■ **Supplied records**
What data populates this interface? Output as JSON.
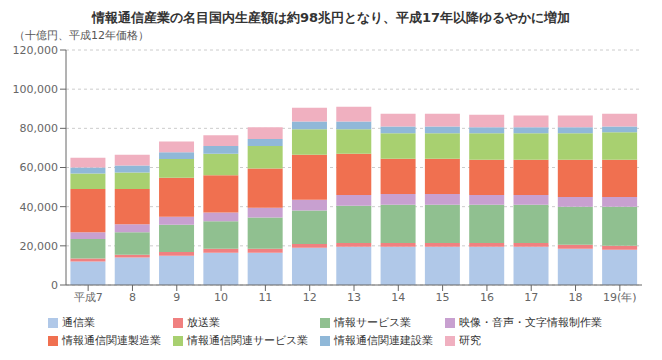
{
  "chart_data": {
    "type": "bar",
    "title": "情報通信産業の名目国内生産額は約98兆円となり、平成17年以降ゆるやかに増加",
    "y_label": "（十億円、平成12年価格）",
    "categories": [
      "平成7",
      "8",
      "9",
      "10",
      "11",
      "12",
      "13",
      "14",
      "15",
      "16",
      "17",
      "18",
      "19(年)"
    ],
    "stacked": true,
    "grid": true,
    "legend": "bottom",
    "ylim": [
      0,
      120000
    ],
    "yticks": [
      0,
      {
        "value": 20000,
        "label": "20,000"
      },
      {
        "value": 40000,
        "label": "40,000"
      },
      {
        "value": 60000,
        "label": "60,000"
      },
      {
        "value": 80000,
        "label": "80,000"
      },
      {
        "value": 100000,
        "label": "100,000"
      },
      {
        "value": 120000,
        "label": "120,000"
      }
    ],
    "series": [
      {
        "name": "通信業",
        "color": "#b0c8e8",
        "values": [
          12000,
          14000,
          15000,
          16500,
          16500,
          19000,
          19500,
          19500,
          19500,
          19500,
          19500,
          18500,
          18000
        ]
      },
      {
        "name": "放送業",
        "color": "#f08080",
        "values": [
          1500,
          1500,
          1800,
          2000,
          2000,
          2000,
          2000,
          2000,
          2000,
          2000,
          2000,
          2000,
          2000
        ]
      },
      {
        "name": "情報サービス業",
        "color": "#90c090",
        "values": [
          10000,
          11500,
          14000,
          14000,
          16000,
          17000,
          19000,
          19500,
          19500,
          19500,
          19500,
          19500,
          20000
        ]
      },
      {
        "name": "映像・音声・文字情報制作業",
        "color": "#c8a0d0",
        "values": [
          3500,
          4000,
          4000,
          4500,
          5000,
          5500,
          5500,
          5500,
          5500,
          5000,
          5000,
          5000,
          5000
        ]
      },
      {
        "name": "情報通信関連製造業",
        "color": "#f07050",
        "values": [
          22000,
          18000,
          20000,
          19000,
          20000,
          23000,
          21000,
          18000,
          18000,
          18000,
          18000,
          19000,
          19000
        ]
      },
      {
        "name": "情報通信関連サービス業",
        "color": "#a8d070",
        "values": [
          8000,
          8500,
          9500,
          11000,
          11500,
          13000,
          12500,
          13000,
          13000,
          13500,
          13500,
          13500,
          14000
        ]
      },
      {
        "name": "情報通信関連建設業",
        "color": "#90b8d8",
        "values": [
          3000,
          3500,
          3500,
          4000,
          3500,
          4000,
          4000,
          3500,
          3500,
          3000,
          3000,
          3000,
          3000
        ]
      },
      {
        "name": "研究",
        "color": "#f0b0c0",
        "values": [
          5000,
          5500,
          5500,
          5500,
          6000,
          7000,
          7500,
          6500,
          6500,
          6500,
          6000,
          6000,
          6500
        ]
      }
    ]
  }
}
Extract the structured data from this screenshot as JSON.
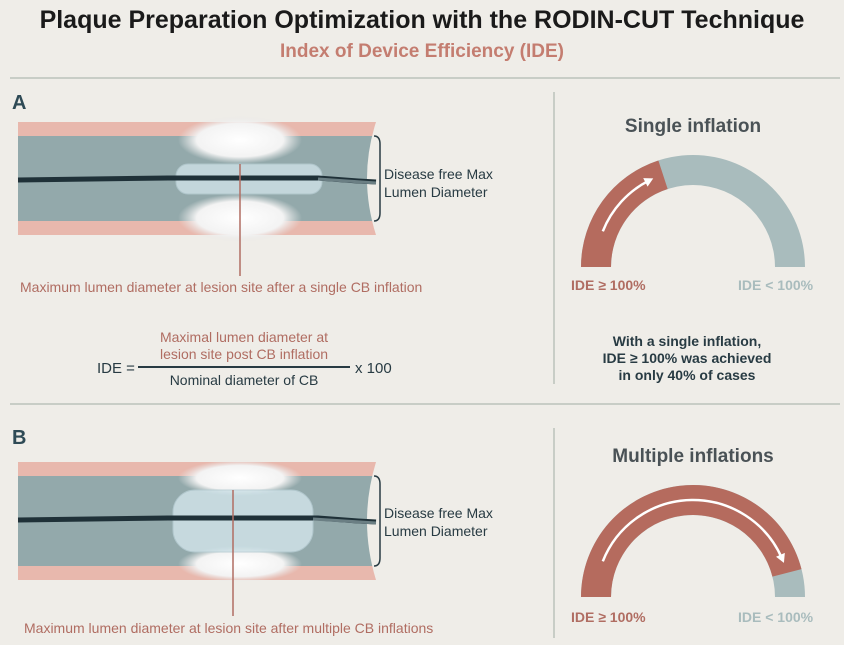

■ **Stated task**
Quote all the lines above exactly as given. Do not include the pictures.

■ **Full solution**
What data populates this interface? Output as JSON.
{
  "chart_data": {
    "type": "bar",
    "title": "情報通信産業の名目国内生産額は約98兆円となり、平成17年以降ゆるやかに増加",
    "y_label": "（十億円、平成12年価格）",
    "categories": [
      "平成7",
      "8",
      "9",
      "10",
      "11",
      "12",
      "13",
      "14",
      "15",
      "16",
      "17",
      "18",
      "19(年)"
    ],
    "stacked": true,
    "grid": true,
    "legend": "bottom",
    "ylim": [
      0,
      120000
    ],
    "yticks": [
      0,
      {
        "value": 20000,
        "label": "20,000"
      },
      {
        "value": 40000,
        "label": "40,000"
      },
      {
        "value": 60000,
        "label": "60,000"
      },
      {
        "value": 80000,
        "label": "80,000"
      },
      {
        "value": 100000,
        "label": "100,000"
      },
      {
        "value": 120000,
        "label": "120,000"
      }
    ],
    "series": [
      {
        "name": "通信業",
        "color": "#b0c8e8",
        "values": [
          12000,
          14000,
          15000,
          16500,
          16500,
          19000,
          19500,
          19500,
          19500,
          19500,
          19500,
          18500,
          18000
        ]
      },
      {
        "name": "放送業",
        "color": "#f08080",
        "values": [
          1500,
          1500,
          1800,
          2000,
          2000,
          2000,
          2000,
          2000,
          2000,
          2000,
          2000,
          2000,
          2000
        ]
      },
      {
        "name": "情報サービス業",
        "color": "#90c090",
        "values": [
          10000,
          11500,
          14000,
          14000,
          16000,
          17000,
          19000,
          19500,
          19500,
          19500,
          19500,
          19500,
          20000
        ]
      },
      {
        "name": "映像・音声・文字情報制作業",
        "color": "#c8a0d0",
        "values": [
          3500,
          4000,
          4000,
          4500,
          5000,
          5500,
          5500,
          5500,
          5500,
          5000,
          5000,
          5000,
          5000
        ]
      },
      {
        "name": "情報通信関連製造業",
        "color": "#f07050",
        "values": [
          22000,
          18000,
          20000,
          19000,
          20000,
          23000,
          21000,
          18000,
          18000,
          18000,
          18000,
          19000,
          19000
        ]
      },
      {
        "name": "情報通信関連サービス業",
        "color": "#a8d070",
        "values": [
          8000,
          8500,
          9500,
          11000,
          11500,
          13000,
          12500,
          13000,
          13000,
          13500,
          13500,
          13500,
          14000
        ]
      },
      {
        "name": "情報通信関連建設業",
        "color": "#90b8d8",
        "values": [
          3000,
          3500,
          3500,
          4000,
          3500,
          4000,
          4000,
          3500,
          3500,
          3000,
          3000,
          3000,
          3000
        ]
      },
      {
        "name": "研究",
        "color": "#f0b0c0",
        "values": [
          5000,
          5500,
          5500,
          5500,
          6000,
          7000,
          7500,
          6500,
          6500,
          6500,
          6000,
          6000,
          6500
        ]
      }
    ]
  }
}
Extract the structured data from this screenshot as JSON.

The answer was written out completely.